**Teks yang Diberikan**

____

Sejarah Alkitab Indonesia

Kanon dan Apokrif

Bagikan ke Facebook

Dari Sejarah Alkitab Indonesia

Langsung ke: navigasi, cari
Buku Hijau
Sejarah Alkitab di Indonesia
Sejarah Alkitab Daerah Indonesia
Sejarah Alkitab di Luar Indonesia
Biblika
Doktrin Alkitab
Pengantar dan Garis Besar Kitab
Studi Kata Alkitab



Daftar isi

Kanon

Artikata

Kata "kanon" aselinya suatu kata Yunani. Mula-mula kata itu berarti: gelagah semacam tumbuhan. Batang gelagah dipakai untuk mengukur sesuatu. Kata "kanon" lalu mendapat arti: apa yang diukur dan khususnya: apa yang mengukur, pengukur, ukuran. Misalnya undang dapat dikatakan "kanon"; juga apa yang ditetapkan dapat disebut demikian. Misalnya: bagian tetap dalam misa dinamakan "kanon". Kitab Suci adalah "ukuran iman" keristen. Karena itu Kitab Suci dikatakan "kanon iman". Tetapi Kitab Suci yang menjadi "ukuran iman" sendiri juga ditetapkan. Hanya kitab-kitab tertentu sajalah termasuk kedalam ukuran iman itu, yakni Kitab Suci. Nah, jumlahnya kitab-kitab yang termasuk kedalam Kitab Suci, atau "daftar kitab-kitab suci" disebut juga "kanon". Dengan demikian "kanon" sehubungan dengan Kitab Suci berarti: Daftar kitab-kitab yang termasuk kedalam Kitab Suci dan karenanya menjadi ukuran iman. Istilah itu mulai dipakai semenjak abat IV Masehi.

____

**Materi yang Diberikan**
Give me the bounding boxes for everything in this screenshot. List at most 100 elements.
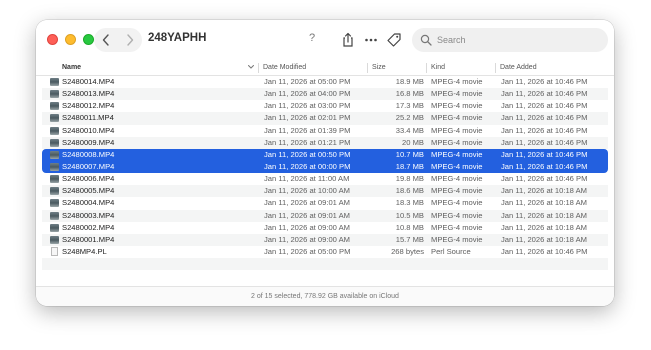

____

**Yang Dikerjakan**
(A) Dalam teks tentang istilah kanon, mengapa Kitab Suci disebut "kanon iman"? Jelaskan dalam satu sampai tiga kalimat.
(B) Teruskan teks tentang istilah kanon, mulai sesudah kalimat terakhirnya.

**Jawaban Berurutan**
(A) Kitab Suci disebut "kanon iman" karena Kitab Suci adalah "ukuran iman" Kristen. Kata "kanon" sendiri sudah bermakna pengukur atau ukuran, sebab batang gelagah, arti asal kata itu, dipakai untuk mengukur sesuatu.

(B)
Wibawa resmi (gerejani) menetapkan kitab-kitab manakah termasuk kedalam Kitab Suci. Dengan penetapan resmi sedemikian salah satu kitab menjadi "kanonik", artinya: termasuk kedalam kanon Kitab Suci. Penetapan dari pihak wibawa yang berwenang tidak membuat salah satu kitab menjadi Kitab Suci. Itu tergantung se-mata-mata pada inspirasi kitab itu. Tetap wibawa itu menerangkan bahwa kitab itu sungguh diinspirasikan dan karenanya oleh kaum beriman harus diakui juga sebagai Kitab Suci. Berkat penetapan yang berwibawa itu kaum beriman dengan pasti tahu kitab-kitab manakah sungguh Kitab Suci.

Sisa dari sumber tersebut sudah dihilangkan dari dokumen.